#### Task directions
Wherever the word "like" appears in the entries, copy the whole line.
START Material provided
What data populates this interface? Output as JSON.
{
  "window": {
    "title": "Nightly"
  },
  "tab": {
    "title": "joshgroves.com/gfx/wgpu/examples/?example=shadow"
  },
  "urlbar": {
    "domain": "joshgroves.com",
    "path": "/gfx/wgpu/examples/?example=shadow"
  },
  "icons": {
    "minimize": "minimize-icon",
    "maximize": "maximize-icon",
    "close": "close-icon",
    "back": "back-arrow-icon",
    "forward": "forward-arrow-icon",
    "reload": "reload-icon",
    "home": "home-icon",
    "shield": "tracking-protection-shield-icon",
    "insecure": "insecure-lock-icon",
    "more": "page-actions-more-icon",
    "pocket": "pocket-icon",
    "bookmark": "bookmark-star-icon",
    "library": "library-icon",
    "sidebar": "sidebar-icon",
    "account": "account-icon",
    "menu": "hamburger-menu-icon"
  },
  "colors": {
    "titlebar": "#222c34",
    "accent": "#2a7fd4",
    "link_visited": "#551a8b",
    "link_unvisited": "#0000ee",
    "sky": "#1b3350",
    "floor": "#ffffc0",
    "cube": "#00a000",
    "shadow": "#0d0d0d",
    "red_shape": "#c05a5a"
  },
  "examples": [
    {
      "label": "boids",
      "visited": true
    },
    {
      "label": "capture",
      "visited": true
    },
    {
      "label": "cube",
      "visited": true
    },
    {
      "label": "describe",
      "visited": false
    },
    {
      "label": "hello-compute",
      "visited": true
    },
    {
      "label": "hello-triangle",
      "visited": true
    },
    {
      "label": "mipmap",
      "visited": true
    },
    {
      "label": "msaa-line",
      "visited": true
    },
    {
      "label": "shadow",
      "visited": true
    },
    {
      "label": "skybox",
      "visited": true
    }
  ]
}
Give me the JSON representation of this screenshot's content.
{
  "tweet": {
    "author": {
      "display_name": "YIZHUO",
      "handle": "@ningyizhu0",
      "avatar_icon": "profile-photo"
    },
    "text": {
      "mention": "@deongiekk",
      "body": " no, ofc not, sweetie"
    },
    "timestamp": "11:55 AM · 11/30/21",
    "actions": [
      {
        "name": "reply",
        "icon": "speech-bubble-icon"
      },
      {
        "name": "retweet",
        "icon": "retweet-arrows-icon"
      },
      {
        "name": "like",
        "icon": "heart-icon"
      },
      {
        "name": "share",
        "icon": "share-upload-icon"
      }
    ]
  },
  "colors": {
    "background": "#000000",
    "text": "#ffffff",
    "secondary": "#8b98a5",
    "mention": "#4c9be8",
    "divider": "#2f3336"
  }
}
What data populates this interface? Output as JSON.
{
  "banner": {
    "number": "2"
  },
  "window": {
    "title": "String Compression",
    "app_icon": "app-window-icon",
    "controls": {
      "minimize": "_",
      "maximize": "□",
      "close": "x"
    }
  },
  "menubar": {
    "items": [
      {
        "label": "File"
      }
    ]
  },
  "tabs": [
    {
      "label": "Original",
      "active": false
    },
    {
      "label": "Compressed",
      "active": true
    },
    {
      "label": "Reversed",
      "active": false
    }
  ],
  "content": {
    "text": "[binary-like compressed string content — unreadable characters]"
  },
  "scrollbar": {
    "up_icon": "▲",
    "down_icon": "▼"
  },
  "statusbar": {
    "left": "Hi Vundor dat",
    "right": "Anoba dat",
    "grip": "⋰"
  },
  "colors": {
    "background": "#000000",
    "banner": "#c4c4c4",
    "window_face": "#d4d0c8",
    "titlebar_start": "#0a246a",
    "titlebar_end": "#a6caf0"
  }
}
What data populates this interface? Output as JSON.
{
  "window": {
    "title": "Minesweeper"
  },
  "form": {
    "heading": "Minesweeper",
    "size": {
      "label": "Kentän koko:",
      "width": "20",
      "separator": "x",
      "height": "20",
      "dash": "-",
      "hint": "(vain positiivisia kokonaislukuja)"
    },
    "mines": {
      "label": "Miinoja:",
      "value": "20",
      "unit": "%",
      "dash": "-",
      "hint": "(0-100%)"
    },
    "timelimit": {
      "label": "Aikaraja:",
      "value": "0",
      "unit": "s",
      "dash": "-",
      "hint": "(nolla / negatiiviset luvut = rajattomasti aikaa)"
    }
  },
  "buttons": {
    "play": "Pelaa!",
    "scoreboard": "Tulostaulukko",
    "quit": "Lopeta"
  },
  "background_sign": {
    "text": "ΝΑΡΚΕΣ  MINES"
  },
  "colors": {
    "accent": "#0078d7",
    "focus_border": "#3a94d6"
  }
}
END Material provided
#### Output of the exercise
        "name": "like",
    "text": "[binary-like compressed string content — unreadable characters]"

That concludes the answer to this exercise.